(Source data)
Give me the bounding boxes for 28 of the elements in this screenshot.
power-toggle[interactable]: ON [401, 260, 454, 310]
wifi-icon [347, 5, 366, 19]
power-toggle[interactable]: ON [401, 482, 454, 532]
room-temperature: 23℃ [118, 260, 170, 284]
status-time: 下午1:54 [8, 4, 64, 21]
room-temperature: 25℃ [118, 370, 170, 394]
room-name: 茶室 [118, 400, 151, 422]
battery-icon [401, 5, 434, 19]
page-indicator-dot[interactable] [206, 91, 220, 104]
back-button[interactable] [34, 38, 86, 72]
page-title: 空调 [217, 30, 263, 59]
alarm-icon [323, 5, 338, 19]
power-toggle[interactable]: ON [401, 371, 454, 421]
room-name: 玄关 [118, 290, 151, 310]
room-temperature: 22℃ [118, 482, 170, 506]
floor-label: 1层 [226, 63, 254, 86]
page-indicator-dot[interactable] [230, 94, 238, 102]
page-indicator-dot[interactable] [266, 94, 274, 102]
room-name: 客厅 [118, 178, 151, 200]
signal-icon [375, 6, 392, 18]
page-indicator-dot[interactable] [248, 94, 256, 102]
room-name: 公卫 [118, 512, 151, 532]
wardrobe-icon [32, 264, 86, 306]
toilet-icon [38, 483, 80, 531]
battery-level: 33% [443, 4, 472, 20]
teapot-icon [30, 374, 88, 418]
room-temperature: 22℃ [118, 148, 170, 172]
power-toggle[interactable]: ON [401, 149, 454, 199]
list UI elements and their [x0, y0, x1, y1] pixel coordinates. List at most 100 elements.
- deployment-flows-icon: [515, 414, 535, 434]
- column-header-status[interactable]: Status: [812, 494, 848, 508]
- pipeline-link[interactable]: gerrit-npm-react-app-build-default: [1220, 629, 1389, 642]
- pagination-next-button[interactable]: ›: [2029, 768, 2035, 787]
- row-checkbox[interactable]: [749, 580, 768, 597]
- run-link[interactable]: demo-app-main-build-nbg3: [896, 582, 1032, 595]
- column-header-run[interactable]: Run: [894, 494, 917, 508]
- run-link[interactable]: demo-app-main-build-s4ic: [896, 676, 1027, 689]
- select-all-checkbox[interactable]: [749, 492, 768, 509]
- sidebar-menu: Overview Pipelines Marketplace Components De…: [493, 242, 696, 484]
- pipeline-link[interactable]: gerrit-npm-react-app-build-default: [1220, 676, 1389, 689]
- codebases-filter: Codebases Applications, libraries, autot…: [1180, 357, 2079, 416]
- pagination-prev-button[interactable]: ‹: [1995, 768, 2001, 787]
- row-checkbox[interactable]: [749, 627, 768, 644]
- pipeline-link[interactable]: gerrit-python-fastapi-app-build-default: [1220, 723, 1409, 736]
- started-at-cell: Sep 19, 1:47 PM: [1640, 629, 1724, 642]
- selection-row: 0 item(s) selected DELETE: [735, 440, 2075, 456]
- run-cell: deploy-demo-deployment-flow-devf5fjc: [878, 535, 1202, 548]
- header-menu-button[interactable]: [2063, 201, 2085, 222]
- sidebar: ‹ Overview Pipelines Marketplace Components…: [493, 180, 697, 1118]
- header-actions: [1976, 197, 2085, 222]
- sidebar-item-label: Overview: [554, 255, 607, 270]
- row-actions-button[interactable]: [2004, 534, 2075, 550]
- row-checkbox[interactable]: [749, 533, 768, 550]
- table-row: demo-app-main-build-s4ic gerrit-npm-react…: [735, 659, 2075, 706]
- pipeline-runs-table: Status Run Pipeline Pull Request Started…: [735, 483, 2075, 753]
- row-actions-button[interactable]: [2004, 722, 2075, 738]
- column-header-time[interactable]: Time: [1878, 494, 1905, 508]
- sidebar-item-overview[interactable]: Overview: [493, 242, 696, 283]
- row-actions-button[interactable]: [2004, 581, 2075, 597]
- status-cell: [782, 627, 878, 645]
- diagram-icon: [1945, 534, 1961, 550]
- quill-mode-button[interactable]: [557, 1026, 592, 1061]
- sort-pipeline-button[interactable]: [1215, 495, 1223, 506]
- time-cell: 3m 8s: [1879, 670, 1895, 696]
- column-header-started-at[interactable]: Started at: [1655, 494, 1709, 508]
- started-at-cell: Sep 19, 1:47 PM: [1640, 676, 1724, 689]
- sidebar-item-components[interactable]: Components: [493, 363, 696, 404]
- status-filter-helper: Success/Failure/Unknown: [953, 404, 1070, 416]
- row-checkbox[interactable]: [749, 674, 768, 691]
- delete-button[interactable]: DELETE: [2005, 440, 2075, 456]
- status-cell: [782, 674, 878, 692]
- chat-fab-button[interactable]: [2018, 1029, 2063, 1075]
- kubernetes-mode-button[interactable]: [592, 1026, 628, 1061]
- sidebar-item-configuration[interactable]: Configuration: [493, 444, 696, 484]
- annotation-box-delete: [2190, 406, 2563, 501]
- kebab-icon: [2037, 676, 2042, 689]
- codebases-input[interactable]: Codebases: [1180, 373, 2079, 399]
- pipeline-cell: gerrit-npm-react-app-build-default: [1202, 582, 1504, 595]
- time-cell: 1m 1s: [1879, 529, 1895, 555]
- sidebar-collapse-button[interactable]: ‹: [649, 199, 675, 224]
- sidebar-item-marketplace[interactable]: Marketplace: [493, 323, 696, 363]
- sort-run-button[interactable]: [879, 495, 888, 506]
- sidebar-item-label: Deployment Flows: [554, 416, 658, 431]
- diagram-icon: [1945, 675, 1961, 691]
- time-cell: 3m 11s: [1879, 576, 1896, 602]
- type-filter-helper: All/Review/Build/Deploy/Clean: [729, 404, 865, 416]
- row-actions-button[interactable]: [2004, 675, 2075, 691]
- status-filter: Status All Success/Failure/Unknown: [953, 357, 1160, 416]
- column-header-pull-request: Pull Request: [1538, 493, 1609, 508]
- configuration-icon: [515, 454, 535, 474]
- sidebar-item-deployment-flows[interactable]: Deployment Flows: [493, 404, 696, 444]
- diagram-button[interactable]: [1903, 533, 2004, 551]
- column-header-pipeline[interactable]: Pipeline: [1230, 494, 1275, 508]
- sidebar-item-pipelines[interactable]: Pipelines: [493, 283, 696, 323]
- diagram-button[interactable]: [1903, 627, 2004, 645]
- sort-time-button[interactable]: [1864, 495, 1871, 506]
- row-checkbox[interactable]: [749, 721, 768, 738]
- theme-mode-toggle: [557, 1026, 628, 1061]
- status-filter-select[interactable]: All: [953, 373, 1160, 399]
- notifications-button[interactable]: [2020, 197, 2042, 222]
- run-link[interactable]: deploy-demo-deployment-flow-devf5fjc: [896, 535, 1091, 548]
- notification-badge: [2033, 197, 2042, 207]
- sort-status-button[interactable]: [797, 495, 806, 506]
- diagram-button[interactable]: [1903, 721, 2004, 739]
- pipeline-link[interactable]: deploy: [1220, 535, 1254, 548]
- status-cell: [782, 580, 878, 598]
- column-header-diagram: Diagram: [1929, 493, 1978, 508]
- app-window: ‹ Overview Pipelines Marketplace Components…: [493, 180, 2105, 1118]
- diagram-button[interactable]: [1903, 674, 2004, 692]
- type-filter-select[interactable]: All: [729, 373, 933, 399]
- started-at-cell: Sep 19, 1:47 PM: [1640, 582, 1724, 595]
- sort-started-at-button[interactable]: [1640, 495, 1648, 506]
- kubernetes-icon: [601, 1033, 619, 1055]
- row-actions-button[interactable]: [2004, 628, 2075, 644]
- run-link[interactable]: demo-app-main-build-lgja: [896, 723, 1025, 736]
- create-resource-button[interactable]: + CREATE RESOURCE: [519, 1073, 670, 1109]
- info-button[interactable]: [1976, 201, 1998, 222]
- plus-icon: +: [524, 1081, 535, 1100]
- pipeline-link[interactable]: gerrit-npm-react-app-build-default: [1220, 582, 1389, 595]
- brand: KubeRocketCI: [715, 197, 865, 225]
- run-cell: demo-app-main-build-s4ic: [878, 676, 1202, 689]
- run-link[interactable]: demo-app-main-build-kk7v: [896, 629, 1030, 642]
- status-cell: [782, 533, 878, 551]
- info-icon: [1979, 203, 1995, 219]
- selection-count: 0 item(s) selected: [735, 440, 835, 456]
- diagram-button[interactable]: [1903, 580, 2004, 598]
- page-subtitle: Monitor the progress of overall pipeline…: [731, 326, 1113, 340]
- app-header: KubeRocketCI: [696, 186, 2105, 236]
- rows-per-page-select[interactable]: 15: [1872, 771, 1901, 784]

● **YOUR GOAL**
Reproduce verbatim everything in the entries above, from the first line down to and including the line containing "room-name: 茶室 [118, 400, 151, 422]".

● **CORRECT OUTPUT**
Give me the bounding boxes for 28 of the elements in this screenshot.
power-toggle[interactable]: ON [401, 260, 454, 310]
wifi-icon [347, 5, 366, 19]
power-toggle[interactable]: ON [401, 482, 454, 532]
room-temperature: 23℃ [118, 260, 170, 284]
status-time: 下午1:54 [8, 4, 64, 21]
room-temperature: 25℃ [118, 370, 170, 394]
room-name: 茶室 [118, 400, 151, 422]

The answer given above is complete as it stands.